> [SOURCE MATERIAL]:
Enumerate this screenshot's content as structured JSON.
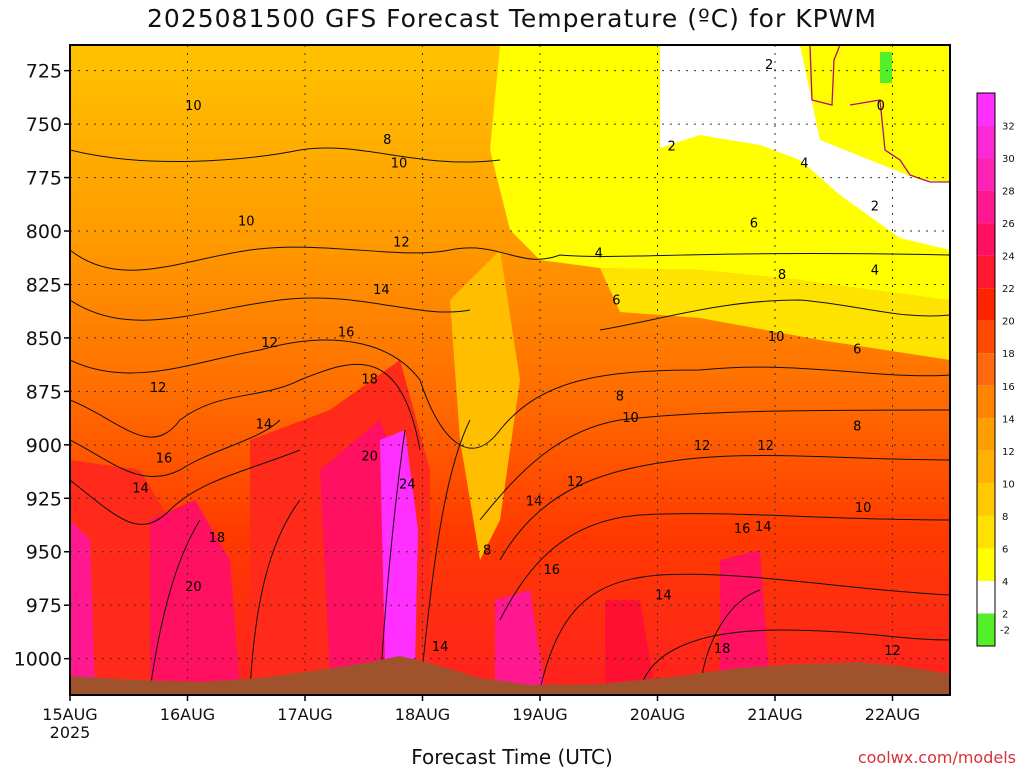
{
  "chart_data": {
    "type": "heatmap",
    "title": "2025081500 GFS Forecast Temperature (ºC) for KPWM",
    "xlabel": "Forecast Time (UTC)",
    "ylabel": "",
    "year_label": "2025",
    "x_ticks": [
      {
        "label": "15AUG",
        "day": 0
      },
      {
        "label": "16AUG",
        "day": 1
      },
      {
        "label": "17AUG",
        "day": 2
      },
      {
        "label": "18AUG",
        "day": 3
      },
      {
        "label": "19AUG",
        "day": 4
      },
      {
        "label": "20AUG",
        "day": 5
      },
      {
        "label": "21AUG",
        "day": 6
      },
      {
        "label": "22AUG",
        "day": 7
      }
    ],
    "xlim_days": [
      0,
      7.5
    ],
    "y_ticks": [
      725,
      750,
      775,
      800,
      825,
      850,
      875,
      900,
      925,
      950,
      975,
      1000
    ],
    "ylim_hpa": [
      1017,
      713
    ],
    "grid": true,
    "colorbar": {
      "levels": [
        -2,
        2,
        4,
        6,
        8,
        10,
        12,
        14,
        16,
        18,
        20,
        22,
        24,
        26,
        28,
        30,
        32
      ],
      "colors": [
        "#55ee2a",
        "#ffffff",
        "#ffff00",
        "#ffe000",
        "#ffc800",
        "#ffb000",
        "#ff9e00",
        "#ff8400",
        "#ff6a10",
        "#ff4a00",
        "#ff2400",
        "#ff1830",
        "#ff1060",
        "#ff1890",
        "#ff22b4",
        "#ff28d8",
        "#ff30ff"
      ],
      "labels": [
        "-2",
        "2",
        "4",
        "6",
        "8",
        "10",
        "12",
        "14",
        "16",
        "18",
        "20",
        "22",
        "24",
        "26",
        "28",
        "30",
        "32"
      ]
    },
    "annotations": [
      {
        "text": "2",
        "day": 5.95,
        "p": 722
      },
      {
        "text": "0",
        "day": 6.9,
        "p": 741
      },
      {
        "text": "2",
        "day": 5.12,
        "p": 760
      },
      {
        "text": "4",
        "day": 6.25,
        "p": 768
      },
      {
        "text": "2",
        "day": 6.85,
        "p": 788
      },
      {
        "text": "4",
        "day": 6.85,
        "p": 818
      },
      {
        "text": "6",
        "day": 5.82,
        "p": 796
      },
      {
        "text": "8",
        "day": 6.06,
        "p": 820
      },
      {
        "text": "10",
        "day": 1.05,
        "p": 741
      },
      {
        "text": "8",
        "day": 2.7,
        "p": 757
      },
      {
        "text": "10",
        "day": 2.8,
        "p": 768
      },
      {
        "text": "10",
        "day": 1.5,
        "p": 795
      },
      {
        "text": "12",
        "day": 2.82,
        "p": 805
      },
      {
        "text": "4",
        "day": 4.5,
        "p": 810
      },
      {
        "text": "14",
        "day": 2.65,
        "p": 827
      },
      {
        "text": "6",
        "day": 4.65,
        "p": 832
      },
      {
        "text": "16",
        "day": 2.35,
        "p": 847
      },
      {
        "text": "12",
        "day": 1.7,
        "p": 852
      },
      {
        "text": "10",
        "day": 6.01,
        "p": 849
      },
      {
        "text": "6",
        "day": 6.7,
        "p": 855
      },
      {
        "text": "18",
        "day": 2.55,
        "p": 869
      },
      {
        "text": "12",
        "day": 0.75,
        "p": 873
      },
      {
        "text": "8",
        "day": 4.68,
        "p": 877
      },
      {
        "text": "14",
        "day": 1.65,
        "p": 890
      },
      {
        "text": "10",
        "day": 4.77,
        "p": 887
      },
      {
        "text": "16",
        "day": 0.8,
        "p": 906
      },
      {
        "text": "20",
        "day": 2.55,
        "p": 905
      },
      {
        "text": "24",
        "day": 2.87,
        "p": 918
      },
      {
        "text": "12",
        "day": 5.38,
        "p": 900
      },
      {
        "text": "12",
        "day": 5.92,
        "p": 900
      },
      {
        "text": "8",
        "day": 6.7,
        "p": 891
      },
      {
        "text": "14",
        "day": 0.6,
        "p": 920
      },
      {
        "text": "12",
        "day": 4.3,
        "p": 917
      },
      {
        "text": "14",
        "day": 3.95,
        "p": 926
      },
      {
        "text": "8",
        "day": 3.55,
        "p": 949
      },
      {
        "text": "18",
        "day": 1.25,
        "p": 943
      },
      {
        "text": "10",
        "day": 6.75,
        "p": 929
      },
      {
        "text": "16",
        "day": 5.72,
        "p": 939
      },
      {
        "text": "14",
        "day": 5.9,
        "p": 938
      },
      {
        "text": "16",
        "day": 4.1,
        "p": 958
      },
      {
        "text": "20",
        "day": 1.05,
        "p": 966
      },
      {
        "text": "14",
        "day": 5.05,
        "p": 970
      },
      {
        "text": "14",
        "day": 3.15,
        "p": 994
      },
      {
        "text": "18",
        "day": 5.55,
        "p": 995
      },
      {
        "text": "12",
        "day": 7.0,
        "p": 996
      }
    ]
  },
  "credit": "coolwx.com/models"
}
...
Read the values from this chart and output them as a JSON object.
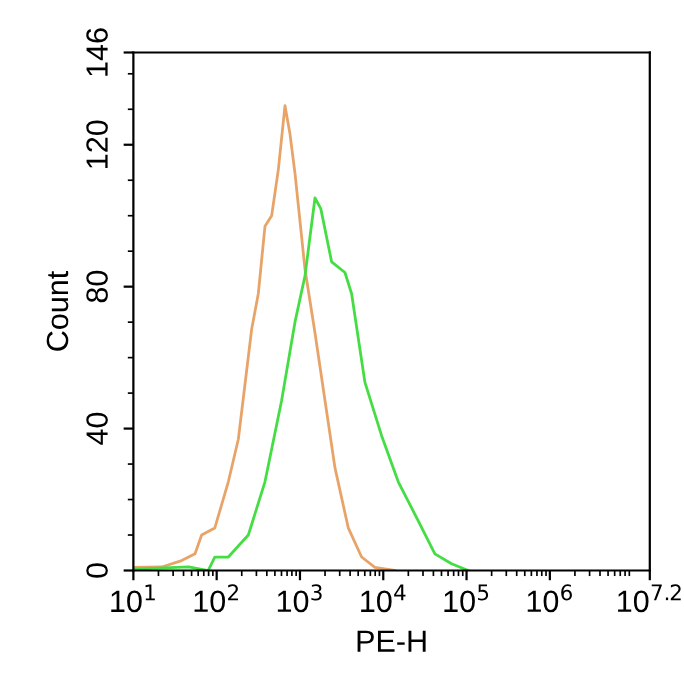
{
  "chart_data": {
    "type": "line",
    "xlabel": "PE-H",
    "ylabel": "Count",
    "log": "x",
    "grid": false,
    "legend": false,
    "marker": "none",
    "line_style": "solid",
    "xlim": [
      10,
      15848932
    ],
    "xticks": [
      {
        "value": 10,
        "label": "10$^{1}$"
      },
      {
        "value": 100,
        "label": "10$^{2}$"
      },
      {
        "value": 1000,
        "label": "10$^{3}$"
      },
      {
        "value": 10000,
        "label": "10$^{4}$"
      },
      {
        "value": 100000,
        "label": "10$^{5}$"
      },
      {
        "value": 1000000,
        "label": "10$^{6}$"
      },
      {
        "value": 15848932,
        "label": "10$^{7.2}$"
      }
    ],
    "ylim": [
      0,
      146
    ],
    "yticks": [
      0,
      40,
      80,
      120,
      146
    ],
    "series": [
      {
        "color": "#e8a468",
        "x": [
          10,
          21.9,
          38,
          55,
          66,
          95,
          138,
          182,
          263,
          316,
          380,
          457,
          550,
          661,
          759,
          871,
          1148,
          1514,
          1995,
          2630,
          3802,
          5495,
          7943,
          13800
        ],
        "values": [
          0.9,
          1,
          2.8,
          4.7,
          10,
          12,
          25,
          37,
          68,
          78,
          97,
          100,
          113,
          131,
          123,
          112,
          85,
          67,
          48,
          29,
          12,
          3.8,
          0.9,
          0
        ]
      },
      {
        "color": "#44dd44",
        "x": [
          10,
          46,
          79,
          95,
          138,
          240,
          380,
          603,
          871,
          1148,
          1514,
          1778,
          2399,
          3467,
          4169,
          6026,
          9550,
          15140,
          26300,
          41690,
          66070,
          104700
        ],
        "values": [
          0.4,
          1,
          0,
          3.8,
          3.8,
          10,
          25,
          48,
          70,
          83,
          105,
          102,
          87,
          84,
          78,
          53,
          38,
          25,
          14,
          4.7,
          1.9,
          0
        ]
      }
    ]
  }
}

> [TASK]:
Look through the material and say how many lines hold "Forecast". Give the number only.

> [EXPECTED OUTPUT]:
2